### Given task
Which lines of the records contain "points"? Collect every one of them.

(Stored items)
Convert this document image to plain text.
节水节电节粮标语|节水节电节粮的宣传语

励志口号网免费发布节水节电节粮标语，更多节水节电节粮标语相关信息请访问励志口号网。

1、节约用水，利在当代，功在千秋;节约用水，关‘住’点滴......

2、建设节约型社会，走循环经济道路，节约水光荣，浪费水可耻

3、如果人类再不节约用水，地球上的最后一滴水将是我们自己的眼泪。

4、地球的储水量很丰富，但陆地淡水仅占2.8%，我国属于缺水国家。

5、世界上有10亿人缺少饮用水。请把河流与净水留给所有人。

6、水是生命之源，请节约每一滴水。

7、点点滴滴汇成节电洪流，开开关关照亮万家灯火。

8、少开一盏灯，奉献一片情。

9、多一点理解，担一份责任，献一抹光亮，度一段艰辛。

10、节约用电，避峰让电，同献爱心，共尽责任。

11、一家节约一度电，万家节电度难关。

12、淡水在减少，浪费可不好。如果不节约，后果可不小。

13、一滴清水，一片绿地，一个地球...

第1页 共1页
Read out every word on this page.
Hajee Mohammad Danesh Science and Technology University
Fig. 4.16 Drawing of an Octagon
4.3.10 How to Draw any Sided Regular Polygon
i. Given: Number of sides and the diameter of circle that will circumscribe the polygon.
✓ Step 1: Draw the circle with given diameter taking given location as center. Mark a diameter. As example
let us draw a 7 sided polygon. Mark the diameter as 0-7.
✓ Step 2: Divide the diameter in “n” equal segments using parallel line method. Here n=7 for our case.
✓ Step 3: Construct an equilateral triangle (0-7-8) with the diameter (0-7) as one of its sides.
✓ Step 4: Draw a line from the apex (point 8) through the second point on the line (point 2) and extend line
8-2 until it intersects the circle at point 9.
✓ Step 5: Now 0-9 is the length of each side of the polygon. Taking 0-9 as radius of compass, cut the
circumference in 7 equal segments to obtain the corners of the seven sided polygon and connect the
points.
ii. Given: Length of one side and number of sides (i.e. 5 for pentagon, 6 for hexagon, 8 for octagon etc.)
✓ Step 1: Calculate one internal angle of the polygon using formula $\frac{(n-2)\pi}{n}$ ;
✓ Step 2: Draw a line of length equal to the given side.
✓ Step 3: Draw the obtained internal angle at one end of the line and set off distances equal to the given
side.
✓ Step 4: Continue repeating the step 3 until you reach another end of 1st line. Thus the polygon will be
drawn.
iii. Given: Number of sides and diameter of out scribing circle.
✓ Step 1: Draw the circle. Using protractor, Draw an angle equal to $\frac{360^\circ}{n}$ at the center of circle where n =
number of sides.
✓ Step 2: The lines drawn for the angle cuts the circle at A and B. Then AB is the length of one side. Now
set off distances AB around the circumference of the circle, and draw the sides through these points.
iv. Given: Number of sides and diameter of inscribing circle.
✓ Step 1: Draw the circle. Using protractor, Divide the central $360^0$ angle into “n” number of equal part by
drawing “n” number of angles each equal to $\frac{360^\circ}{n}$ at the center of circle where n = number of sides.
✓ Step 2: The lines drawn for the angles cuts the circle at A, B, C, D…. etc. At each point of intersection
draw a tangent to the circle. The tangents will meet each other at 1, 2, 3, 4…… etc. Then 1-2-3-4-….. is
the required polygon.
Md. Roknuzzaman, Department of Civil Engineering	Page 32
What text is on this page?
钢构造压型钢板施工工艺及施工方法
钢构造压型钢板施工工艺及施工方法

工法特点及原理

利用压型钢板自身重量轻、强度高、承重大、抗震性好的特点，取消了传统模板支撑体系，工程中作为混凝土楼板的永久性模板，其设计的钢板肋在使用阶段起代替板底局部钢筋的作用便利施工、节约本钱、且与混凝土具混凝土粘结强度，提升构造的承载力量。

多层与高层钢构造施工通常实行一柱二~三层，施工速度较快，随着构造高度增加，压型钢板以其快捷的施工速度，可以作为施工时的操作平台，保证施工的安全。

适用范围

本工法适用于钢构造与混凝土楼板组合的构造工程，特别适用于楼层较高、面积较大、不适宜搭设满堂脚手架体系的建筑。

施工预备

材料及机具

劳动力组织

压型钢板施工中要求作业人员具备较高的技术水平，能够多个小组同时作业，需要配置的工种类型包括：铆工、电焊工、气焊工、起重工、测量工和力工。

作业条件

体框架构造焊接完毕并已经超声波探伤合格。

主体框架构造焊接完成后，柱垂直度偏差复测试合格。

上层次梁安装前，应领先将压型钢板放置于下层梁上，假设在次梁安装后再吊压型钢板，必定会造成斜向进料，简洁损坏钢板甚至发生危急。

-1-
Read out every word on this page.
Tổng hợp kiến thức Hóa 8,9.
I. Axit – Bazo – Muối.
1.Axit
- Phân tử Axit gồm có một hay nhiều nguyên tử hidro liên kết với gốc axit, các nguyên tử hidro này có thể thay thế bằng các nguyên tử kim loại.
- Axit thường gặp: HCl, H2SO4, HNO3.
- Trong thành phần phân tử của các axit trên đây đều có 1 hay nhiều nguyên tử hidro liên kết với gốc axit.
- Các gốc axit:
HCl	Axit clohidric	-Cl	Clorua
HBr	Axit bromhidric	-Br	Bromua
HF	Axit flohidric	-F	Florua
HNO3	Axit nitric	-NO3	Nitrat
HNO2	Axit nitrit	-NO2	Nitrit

### Solution for this task
points.
set off distances AB around the circumference of the circle, and draw the sides through these points.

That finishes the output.